▶ [Brief] Each record is to be printed again precisely as it reads.

== == ==

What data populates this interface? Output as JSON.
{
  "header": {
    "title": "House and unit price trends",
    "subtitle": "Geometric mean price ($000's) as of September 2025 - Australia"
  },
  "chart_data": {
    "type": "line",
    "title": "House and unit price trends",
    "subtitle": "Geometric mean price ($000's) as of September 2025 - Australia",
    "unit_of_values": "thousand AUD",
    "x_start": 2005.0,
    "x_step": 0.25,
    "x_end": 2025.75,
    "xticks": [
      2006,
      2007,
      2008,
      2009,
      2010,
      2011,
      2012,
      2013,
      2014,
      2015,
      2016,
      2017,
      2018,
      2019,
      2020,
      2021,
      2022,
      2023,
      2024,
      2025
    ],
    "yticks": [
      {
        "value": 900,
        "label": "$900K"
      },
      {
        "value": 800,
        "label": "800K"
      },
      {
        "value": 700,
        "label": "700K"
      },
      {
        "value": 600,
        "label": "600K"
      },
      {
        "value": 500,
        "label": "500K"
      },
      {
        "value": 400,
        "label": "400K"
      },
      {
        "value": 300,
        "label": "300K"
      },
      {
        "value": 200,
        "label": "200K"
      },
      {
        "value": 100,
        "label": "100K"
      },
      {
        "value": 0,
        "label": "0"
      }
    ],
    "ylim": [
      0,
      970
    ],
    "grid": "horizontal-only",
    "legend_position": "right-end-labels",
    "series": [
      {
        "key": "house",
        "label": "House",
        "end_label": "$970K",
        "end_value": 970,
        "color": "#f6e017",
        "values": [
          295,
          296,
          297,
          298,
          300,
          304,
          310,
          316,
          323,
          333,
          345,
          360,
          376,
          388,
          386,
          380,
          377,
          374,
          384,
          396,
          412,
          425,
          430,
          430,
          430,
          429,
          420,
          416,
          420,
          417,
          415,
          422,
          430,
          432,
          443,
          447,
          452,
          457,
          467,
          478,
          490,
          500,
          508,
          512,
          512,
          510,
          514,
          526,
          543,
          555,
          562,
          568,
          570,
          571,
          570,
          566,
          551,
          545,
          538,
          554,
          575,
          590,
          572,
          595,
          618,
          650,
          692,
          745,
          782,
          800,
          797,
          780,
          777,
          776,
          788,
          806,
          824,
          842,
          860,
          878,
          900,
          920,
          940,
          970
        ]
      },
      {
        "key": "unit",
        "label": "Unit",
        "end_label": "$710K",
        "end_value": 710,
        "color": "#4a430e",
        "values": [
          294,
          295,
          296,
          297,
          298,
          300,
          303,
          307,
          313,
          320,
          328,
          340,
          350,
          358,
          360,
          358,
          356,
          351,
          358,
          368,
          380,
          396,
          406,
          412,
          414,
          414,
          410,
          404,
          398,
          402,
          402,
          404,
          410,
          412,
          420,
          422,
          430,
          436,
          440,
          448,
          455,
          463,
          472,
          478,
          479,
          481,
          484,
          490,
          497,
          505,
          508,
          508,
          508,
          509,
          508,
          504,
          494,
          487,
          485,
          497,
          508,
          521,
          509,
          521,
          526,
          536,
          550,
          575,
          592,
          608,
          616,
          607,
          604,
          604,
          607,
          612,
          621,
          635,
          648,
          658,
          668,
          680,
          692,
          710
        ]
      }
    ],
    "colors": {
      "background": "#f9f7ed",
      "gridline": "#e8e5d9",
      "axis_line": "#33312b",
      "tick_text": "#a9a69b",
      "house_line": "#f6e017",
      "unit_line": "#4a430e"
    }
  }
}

== == ==

▶ [The reply]
What data populates this interface? Output as JSON.
{
  "header": {
    "title": "House and unit price trends",
    "subtitle": "Geometric mean price ($000's) as of September 2025 - Australia"
  },
  "chart_data": {
    "type": "line",
    "title": "House and unit price trends",
    "subtitle": "Geometric mean price ($000's) as of September 2025 - Australia",
    "unit_of_values": "thousand AUD",
    "x_start": 2005.0,
    "x_step": 0.25,
    "x_end": 2025.75,
    "xticks": [
      2006,
      2007,
      2008,
      2009,
      2010,
      2011,
      2012,
      2013,
      2014,
      2015,
      2016,
      2017,
      2018,
      2019,
      2020,
      2021,
      2022,
      2023,
      2024,
      2025
    ],
    "yticks": [
      {
        "value": 900,
        "label": "$900K"
      },
      {
        "value": 800,
        "label": "800K"
      },
      {
        "value": 700,
        "label": "700K"
      },
      {
        "value": 600,
        "label": "600K"
      },
      {
        "value": 500,
        "label": "500K"
      },
      {
        "value": 400,
        "label": "400K"
      },
      {
        "value": 300,
        "label": "300K"
      },
      {
        "value": 200,
        "label": "200K"
      },
      {
        "value": 100,
        "label": "100K"
      },
      {
        "value": 0,
        "label": "0"
      }
    ],
    "ylim": [
      0,
      970
    ],
    "grid": "horizontal-only",
    "legend_position": "right-end-labels",
    "series": [
      {
        "key": "house",
        "label": "House",
        "end_label": "$970K",
        "end_value": 970,
        "color": "#f6e017",
        "values": [
          295,
          296,
          297,
          298,
          300,
          304,
          310,
          316,
          323,
          333,
          345,
          360,
          376,
          388,
          386,
          380,
          377,
          374,
          384,
          396,
          412,
          425,
          430,
          430,
          430,
          429,
          420,
          416,
          420,
          417,
          415,
          422,
          430,
          432,
          443,
          447,
          452,
          457,
          467,
          478,
          490,
          500,
          508,
          512,
          512,
          510,
          514,
          526,
          543,
          555,
          562,
          568,
          570,
          571,
          570,
          566,
          551,
          545,
          538,
          554,
          575,
          590,
          572,
          595,
          618,
          650,
          692,
          745,
          782,
          800,
          797,
          780,
          777,
          776,
          788,
          806,
          824,
          842,
          860,
          878,
          900,
          920,
          940,
          970
        ]
      },
      {
        "key": "unit",
        "label": "Unit",
        "end_label": "$710K",
        "end_value": 710,
        "color": "#4a430e",
        "values": [
          294,
          295,
          296,
          297,
          298,
          300,
          303,
          307,
          313,
          320,
          328,
          340,
          350,
          358,
          360,
          358,
          356,
          351,
          358,
          368,
          380,
          396,
          406,
          412,
          414,
          414,
          410,
          404,
          398,
          402,
          402,
          404,
          410,
          412,
          420,
          422,
          430,
          436,
          440,
          448,
          455,
          463,
          472,
          478,
          479,
          481,
          484,
          490,
          497,
          505,
          508,
          508,
          508,
          509,
          508,
          504,
          494,
          487,
          485,
          497,
          508,
          521,
          509,
          521,
          526,
          536,
          550,
          575,
          592,
          608,
          616,
          607,
          604,
          604,
          607,
          612,
          621,
          635,
          648,
          658,
          668,
          680,
          692,
          710
        ]
      }
    ],
    "colors": {
      "background": "#f9f7ed",
      "gridline": "#e8e5d9",
      "axis_line": "#33312b",
      "tick_text": "#a9a69b",
      "house_line": "#f6e017",
      "unit_line": "#4a430e"
    }
  }
}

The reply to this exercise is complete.